● STATED TASK:
Gather every line in the records below that contains the word "JSON".

---*---

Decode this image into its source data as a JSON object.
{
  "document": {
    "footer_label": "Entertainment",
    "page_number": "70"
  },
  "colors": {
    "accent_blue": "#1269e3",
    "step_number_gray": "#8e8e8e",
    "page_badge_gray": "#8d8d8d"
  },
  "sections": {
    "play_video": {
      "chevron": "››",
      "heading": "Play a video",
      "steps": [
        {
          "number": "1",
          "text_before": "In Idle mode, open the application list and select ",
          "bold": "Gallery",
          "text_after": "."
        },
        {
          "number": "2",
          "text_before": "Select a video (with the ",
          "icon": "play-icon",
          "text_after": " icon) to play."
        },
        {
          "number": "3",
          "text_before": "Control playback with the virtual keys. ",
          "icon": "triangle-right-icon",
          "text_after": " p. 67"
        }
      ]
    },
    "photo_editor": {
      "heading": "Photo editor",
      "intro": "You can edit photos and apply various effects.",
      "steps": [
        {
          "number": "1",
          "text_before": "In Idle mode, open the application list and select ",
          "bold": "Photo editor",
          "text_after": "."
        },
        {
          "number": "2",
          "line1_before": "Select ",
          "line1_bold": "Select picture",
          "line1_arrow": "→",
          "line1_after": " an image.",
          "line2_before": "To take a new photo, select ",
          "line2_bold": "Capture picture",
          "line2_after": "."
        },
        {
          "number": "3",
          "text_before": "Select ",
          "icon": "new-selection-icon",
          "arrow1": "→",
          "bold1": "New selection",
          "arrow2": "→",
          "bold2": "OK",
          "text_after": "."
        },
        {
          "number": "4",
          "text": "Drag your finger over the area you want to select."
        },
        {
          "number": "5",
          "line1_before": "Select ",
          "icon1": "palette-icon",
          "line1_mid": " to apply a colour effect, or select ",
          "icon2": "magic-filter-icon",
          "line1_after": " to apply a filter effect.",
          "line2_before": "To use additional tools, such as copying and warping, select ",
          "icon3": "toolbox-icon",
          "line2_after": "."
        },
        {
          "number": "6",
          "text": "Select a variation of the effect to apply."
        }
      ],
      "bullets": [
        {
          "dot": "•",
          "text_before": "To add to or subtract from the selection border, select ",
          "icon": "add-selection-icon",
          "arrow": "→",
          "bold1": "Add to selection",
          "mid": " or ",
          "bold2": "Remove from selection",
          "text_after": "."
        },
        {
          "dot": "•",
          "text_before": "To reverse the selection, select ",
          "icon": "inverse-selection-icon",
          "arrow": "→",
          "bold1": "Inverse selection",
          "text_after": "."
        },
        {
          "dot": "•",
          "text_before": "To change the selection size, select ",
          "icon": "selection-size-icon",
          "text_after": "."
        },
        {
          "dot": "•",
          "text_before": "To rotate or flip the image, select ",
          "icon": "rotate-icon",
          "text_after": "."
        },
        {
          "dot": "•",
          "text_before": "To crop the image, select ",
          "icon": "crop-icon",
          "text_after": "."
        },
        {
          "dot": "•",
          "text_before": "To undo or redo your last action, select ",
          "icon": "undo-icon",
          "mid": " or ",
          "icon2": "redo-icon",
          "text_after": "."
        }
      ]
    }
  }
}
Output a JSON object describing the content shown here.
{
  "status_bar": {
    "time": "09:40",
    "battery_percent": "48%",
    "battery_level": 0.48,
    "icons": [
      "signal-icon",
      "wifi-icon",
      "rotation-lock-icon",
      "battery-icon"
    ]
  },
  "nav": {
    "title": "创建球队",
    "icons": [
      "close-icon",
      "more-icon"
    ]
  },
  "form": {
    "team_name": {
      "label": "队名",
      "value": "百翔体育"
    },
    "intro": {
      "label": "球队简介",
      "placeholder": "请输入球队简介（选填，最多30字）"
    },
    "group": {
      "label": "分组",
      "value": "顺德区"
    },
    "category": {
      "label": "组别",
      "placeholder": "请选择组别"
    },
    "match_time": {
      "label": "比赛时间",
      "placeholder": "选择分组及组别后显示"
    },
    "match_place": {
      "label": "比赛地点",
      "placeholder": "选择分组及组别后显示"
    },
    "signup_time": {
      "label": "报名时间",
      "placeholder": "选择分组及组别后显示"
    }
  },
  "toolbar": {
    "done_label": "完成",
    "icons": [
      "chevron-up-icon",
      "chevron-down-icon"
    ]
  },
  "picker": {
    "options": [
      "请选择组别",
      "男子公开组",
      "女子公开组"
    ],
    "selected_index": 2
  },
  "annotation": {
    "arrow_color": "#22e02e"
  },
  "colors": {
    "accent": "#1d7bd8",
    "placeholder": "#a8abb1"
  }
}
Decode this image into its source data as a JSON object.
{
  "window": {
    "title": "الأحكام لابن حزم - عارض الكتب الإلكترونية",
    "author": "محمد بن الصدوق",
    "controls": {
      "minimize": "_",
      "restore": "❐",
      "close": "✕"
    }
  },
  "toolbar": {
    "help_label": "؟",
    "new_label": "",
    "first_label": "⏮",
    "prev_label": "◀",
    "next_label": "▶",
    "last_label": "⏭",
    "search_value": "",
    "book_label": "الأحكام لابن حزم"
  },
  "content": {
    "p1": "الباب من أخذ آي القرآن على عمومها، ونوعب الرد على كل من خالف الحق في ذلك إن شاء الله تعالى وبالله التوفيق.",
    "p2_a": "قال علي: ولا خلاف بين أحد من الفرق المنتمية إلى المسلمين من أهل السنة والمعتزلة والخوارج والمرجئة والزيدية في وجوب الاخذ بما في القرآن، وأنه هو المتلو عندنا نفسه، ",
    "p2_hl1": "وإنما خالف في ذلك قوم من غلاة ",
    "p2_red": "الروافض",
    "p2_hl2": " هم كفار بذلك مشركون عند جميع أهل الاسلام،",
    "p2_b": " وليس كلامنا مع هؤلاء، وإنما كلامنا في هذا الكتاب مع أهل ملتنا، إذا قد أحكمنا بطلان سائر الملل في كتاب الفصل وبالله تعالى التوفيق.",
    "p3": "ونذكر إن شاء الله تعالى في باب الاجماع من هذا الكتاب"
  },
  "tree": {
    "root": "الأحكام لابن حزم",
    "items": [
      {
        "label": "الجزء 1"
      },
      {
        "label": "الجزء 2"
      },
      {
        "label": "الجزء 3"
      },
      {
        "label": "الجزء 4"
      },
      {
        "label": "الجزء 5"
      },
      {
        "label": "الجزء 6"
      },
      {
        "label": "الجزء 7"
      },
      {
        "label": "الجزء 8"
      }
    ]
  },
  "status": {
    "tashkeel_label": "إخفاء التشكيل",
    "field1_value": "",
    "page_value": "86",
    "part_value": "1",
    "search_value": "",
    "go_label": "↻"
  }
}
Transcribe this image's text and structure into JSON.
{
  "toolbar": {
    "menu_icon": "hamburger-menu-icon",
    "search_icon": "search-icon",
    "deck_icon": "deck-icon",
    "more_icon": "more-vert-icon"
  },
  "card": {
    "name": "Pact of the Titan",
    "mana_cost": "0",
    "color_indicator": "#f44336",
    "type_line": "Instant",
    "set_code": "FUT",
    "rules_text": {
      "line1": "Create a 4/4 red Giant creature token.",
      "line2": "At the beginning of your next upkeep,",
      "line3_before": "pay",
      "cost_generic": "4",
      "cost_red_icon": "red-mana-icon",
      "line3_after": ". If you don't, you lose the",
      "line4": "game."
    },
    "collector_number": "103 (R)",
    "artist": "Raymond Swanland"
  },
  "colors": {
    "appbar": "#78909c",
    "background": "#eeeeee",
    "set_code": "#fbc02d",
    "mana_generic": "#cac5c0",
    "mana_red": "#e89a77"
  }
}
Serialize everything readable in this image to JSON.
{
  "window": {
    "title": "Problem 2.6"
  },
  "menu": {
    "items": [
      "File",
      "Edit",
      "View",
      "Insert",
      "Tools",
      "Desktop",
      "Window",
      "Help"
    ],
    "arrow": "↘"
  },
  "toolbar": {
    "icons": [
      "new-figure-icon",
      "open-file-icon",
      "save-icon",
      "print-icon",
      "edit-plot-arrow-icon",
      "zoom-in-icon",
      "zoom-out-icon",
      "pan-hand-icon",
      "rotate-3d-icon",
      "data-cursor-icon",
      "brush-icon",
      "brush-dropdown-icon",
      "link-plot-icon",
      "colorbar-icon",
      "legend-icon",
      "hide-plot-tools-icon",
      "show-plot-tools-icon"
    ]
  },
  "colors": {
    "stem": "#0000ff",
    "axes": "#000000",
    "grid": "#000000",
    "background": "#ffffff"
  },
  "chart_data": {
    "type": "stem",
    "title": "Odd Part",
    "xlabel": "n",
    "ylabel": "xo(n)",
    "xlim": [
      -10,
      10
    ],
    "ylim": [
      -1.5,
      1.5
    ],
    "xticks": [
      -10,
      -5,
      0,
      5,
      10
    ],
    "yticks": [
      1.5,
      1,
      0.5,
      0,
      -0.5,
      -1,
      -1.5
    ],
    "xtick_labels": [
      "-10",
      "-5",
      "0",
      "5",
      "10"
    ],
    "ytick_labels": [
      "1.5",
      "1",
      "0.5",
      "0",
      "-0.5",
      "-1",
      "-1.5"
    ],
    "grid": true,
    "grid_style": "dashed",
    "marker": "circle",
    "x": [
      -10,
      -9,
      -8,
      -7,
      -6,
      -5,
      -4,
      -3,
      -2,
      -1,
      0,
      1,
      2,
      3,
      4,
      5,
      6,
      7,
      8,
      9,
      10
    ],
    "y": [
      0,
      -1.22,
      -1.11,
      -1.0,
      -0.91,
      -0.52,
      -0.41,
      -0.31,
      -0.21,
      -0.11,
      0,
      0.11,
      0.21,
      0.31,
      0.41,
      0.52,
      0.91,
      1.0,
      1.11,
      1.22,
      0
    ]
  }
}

---*---

● FINAL RESULT:
Decode this image into its source data as a JSON object.
Output a JSON object describing the content shown here.
Decode this image into its source data as a JSON object.
Transcribe this image's text and structure into JSON.
Serialize everything readable in this image to JSON.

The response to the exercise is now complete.